> _Exercise details_:
Determine how many lines of this material contain "photo". Give only the number.
BEGIN Input records
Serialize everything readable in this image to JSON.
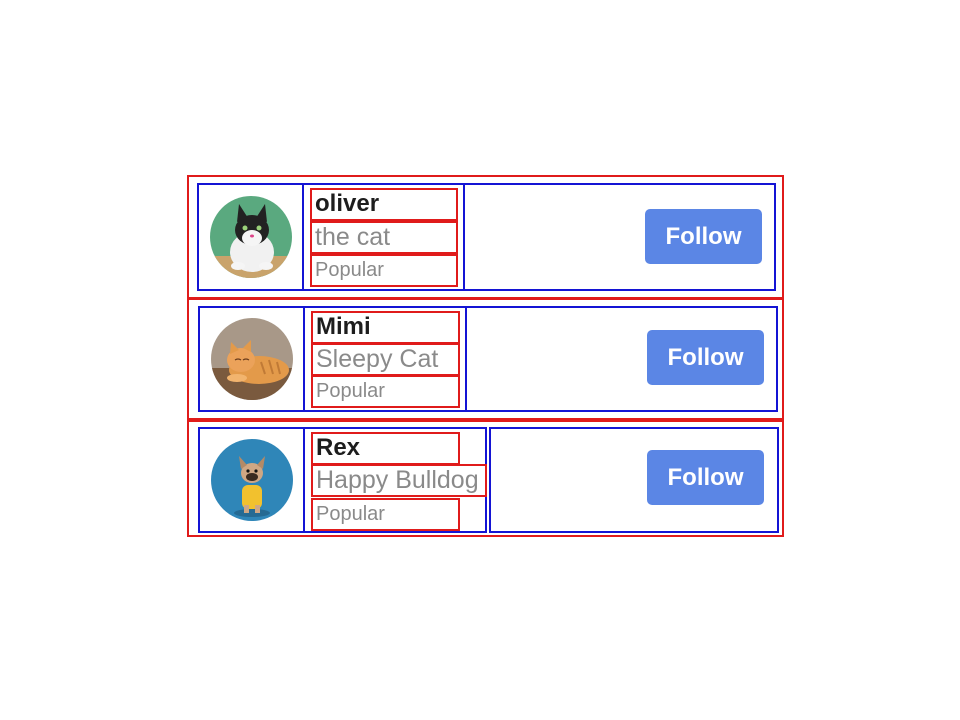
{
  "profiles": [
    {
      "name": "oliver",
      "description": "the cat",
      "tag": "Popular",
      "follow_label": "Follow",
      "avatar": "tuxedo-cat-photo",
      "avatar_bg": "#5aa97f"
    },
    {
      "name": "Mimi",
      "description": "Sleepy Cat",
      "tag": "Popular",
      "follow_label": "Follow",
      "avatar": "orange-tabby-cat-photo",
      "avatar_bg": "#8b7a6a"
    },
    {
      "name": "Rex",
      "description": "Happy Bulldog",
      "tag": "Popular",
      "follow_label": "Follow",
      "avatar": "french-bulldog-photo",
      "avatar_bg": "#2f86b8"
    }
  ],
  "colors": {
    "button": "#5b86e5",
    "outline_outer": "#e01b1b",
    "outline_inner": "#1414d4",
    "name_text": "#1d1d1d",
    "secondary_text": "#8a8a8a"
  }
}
END Input records
BEGIN Input records
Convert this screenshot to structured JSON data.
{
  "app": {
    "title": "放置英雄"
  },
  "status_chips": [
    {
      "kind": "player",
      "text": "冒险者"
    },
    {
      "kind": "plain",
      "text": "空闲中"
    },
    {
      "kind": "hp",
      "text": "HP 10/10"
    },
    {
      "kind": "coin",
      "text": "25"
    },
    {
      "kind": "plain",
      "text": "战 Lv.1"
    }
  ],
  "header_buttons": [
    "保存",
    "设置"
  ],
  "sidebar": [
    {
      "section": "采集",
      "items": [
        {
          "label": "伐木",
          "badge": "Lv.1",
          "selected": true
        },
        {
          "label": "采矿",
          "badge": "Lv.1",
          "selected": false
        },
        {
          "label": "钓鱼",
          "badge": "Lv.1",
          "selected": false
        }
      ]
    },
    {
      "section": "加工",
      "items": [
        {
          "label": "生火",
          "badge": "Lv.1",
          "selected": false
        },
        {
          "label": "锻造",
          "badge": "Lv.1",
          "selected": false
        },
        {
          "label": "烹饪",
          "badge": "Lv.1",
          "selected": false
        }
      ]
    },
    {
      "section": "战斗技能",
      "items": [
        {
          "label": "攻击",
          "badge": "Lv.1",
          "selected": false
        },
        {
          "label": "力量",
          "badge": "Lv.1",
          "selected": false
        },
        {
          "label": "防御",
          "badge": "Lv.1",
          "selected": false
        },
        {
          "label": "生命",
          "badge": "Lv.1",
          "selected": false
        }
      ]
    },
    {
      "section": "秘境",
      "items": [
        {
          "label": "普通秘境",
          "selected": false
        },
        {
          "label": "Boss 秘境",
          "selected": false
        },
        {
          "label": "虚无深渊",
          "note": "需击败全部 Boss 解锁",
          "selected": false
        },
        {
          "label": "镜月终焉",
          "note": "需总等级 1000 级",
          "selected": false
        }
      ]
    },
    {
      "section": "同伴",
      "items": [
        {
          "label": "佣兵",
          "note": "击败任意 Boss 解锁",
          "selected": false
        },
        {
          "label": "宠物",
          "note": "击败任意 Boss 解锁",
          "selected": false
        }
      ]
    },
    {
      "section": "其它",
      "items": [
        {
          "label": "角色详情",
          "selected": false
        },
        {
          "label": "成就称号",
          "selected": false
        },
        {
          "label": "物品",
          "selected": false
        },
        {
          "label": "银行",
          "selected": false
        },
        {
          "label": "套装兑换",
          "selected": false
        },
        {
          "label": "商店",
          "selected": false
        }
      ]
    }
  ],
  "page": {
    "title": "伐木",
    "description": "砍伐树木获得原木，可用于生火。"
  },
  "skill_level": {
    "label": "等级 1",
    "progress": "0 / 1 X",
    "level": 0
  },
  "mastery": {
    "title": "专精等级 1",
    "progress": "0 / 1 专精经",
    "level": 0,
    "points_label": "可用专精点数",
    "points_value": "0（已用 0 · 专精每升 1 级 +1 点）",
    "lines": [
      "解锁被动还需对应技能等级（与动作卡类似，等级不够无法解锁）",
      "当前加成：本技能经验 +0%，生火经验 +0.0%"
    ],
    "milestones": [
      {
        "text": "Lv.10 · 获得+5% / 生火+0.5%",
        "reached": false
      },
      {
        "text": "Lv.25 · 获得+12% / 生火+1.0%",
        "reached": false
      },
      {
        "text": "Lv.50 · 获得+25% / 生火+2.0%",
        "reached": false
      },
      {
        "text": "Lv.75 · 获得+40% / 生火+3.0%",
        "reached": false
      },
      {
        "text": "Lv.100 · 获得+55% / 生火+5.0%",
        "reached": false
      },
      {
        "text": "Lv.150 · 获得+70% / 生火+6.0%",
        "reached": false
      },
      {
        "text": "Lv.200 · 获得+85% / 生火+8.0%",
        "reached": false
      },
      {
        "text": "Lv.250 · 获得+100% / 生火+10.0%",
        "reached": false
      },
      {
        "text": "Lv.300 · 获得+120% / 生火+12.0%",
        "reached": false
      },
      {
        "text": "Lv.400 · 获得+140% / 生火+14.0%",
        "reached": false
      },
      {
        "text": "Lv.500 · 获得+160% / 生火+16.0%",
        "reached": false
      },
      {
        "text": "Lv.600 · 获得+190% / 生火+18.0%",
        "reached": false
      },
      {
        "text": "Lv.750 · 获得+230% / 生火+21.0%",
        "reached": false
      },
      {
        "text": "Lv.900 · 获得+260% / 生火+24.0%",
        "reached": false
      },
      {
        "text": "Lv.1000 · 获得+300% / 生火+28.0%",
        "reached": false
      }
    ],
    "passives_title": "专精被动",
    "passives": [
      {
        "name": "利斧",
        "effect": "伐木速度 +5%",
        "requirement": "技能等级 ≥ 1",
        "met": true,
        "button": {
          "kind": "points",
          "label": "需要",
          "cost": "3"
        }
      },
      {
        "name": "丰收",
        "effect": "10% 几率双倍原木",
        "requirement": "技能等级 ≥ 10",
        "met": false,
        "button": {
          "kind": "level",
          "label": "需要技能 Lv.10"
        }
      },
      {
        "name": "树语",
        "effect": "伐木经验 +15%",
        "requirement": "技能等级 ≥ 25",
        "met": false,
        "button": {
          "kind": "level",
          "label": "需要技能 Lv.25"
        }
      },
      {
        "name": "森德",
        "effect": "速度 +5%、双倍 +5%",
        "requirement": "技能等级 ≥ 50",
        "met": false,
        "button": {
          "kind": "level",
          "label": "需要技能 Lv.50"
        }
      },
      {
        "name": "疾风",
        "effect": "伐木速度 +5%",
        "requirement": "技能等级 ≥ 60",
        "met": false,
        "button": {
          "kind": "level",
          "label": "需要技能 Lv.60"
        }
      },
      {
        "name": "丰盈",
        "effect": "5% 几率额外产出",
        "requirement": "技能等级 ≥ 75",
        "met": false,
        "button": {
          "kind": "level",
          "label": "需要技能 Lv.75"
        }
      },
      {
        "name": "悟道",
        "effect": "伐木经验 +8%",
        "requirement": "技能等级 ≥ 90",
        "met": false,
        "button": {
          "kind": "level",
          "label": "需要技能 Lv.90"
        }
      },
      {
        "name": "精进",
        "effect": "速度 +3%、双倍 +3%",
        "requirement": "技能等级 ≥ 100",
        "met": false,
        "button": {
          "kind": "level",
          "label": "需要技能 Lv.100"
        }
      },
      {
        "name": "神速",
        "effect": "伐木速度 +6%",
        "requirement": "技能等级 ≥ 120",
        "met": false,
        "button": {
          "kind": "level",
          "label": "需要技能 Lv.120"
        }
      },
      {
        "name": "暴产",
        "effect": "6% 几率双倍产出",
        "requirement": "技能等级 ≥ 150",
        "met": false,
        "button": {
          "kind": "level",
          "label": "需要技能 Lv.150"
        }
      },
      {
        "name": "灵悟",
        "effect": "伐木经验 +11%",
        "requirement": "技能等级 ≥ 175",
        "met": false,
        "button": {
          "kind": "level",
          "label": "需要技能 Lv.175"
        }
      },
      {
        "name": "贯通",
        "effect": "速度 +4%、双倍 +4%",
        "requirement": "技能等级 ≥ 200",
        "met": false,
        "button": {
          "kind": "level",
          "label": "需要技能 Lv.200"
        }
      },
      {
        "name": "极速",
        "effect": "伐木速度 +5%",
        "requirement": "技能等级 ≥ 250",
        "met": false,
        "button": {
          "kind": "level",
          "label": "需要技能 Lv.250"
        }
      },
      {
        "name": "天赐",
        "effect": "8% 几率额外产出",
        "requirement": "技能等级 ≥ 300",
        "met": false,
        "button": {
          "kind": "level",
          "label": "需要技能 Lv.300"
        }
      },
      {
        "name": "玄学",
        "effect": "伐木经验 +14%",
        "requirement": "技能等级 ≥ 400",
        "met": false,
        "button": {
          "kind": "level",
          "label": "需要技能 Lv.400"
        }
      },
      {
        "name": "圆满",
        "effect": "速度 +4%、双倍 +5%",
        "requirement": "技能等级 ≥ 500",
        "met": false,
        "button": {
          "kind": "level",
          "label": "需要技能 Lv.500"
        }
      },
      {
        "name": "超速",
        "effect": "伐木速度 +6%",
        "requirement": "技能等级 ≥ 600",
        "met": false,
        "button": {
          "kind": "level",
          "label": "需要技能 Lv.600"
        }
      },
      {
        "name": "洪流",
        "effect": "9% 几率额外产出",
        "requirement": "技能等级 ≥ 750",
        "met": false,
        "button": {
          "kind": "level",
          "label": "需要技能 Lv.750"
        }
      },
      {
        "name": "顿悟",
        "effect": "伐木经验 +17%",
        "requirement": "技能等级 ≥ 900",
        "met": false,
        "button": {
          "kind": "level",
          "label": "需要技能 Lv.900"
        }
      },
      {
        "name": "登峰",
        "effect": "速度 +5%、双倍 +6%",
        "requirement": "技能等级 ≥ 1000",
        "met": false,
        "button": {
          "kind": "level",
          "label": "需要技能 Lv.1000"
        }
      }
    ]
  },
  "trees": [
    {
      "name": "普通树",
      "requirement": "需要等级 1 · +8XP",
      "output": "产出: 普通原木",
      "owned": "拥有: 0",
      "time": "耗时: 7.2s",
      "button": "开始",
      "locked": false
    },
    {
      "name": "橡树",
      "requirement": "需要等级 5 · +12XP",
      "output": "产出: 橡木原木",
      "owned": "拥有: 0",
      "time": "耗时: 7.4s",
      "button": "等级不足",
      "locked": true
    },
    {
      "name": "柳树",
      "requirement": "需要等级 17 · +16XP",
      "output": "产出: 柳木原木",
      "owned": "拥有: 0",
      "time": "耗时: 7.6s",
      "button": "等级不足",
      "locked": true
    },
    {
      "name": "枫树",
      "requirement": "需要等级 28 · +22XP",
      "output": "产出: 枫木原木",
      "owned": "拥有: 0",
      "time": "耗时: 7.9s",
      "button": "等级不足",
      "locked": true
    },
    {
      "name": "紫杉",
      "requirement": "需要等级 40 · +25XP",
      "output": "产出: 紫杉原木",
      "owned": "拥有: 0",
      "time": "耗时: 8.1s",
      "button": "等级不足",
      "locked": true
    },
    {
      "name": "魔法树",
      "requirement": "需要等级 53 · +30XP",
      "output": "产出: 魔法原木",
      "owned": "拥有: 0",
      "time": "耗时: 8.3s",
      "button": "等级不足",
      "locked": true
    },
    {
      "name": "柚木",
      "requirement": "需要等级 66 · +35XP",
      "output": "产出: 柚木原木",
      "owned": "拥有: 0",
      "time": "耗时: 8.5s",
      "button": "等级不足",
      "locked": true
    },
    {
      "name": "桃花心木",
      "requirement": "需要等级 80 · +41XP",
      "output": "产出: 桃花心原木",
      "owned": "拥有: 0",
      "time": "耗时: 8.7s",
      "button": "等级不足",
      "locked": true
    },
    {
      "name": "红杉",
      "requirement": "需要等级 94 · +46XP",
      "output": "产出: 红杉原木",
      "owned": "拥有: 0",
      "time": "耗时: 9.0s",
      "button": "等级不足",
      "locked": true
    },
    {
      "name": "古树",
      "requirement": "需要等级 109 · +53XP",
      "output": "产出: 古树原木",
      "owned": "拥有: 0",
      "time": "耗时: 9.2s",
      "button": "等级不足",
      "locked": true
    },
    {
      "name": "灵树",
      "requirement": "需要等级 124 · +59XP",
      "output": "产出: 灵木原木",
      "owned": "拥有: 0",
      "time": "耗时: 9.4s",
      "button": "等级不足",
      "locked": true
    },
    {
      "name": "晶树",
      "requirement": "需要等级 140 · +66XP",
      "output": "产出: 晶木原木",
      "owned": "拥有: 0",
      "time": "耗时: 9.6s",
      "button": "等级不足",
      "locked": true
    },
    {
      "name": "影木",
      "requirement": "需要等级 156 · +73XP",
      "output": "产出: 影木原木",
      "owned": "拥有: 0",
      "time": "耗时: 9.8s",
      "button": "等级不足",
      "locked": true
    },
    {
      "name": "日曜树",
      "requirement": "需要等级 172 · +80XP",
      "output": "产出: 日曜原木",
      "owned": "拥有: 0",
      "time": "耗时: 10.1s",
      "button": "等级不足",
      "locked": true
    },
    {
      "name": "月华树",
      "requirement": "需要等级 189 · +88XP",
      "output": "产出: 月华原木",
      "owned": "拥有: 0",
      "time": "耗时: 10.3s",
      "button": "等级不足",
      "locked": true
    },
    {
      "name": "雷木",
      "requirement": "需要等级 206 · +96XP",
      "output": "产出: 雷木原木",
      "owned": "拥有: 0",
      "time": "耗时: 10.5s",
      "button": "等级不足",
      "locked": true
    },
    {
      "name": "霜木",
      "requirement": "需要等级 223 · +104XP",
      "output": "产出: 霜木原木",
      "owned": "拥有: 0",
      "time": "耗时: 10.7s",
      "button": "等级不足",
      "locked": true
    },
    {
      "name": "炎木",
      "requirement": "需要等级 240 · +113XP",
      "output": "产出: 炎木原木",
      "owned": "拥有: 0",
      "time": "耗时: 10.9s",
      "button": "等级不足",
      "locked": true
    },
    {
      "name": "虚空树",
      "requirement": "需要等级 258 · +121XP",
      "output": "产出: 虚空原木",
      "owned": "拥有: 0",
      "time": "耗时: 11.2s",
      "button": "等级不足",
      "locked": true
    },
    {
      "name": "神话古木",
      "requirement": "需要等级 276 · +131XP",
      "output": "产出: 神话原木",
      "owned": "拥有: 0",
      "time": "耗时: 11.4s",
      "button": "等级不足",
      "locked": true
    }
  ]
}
END Input records
> _Answer_:
3